Render every entry verbatim.
— start —
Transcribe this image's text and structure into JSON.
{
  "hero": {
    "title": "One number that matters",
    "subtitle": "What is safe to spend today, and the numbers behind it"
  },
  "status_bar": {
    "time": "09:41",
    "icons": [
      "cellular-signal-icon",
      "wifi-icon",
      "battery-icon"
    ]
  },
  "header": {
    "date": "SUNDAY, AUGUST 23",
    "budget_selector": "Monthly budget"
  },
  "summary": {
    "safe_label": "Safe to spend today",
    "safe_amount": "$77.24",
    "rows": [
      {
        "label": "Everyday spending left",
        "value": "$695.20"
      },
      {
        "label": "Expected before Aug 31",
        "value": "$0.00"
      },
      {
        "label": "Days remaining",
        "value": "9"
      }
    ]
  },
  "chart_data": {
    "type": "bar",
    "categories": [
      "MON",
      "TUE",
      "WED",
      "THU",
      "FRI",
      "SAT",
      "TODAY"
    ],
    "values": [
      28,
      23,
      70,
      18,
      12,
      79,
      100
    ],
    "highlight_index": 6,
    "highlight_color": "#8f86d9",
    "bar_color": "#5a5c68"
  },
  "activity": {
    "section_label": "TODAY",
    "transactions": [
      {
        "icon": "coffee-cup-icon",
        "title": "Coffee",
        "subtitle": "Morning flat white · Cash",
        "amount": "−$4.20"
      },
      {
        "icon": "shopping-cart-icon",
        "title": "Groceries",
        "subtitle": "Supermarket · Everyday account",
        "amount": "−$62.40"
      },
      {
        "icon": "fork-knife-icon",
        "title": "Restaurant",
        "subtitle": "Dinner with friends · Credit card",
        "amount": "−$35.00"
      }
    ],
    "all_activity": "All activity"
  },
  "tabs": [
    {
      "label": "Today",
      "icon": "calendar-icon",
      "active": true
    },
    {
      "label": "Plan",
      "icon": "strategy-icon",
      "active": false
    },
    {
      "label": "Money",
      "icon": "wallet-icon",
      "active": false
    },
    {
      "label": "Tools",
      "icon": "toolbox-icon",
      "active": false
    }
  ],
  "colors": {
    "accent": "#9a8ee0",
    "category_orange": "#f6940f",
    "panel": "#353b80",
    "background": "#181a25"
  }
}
— end —
RIGHT ANSWER:
Transcribe this image's text and structure into JSON.
{
  "hero": {
    "title": "One number that matters",
    "subtitle": "What is safe to spend today, and the numbers behind it"
  },
  "status_bar": {
    "time": "09:41",
    "icons": [
      "cellular-signal-icon",
      "wifi-icon",
      "battery-icon"
    ]
  },
  "header": {
    "date": "SUNDAY, AUGUST 23",
    "budget_selector": "Monthly budget"
  },
  "summary": {
    "safe_label": "Safe to spend today",
    "safe_amount": "$77.24",
    "rows": [
      {
        "label": "Everyday spending left",
        "value": "$695.20"
      },
      {
        "label": "Expected before Aug 31",
        "value": "$0.00"
      },
      {
        "label": "Days remaining",
        "value": "9"
      }
    ]
  },
  "chart_data": {
    "type": "bar",
    "categories": [
      "MON",
      "TUE",
      "WED",
      "THU",
      "FRI",
      "SAT",
      "TODAY"
    ],
    "values": [
      28,
      23,
      70,
      18,
      12,
      79,
      100
    ],
    "highlight_index": 6,
    "highlight_color": "#8f86d9",
    "bar_color": "#5a5c68"
  },
  "activity": {
    "section_label": "TODAY",
    "transactions": [
      {
        "icon": "coffee-cup-icon",
        "title": "Coffee",
        "subtitle": "Morning flat white · Cash",
        "amount": "−$4.20"
      },
      {
        "icon": "shopping-cart-icon",
        "title": "Groceries",
        "subtitle": "Supermarket · Everyday account",
        "amount": "−$62.40"
      },
      {
        "icon": "fork-knife-icon",
        "title": "Restaurant",
        "subtitle": "Dinner with friends · Credit card",
        "amount": "−$35.00"
      }
    ],
    "all_activity": "All activity"
  },
  "tabs": [
    {
      "label": "Today",
      "icon": "calendar-icon",
      "active": true
    },
    {
      "label": "Plan",
      "icon": "strategy-icon",
      "active": false
    },
    {
      "label": "Money",
      "icon": "wallet-icon",
      "active": false
    },
    {
      "label": "Tools",
      "icon": "toolbox-icon",
      "active": false
    }
  ],
  "colors": {
    "accent": "#9a8ee0",
    "category_orange": "#f6940f",
    "panel": "#353b80",
    "background": "#181a25"
  }
}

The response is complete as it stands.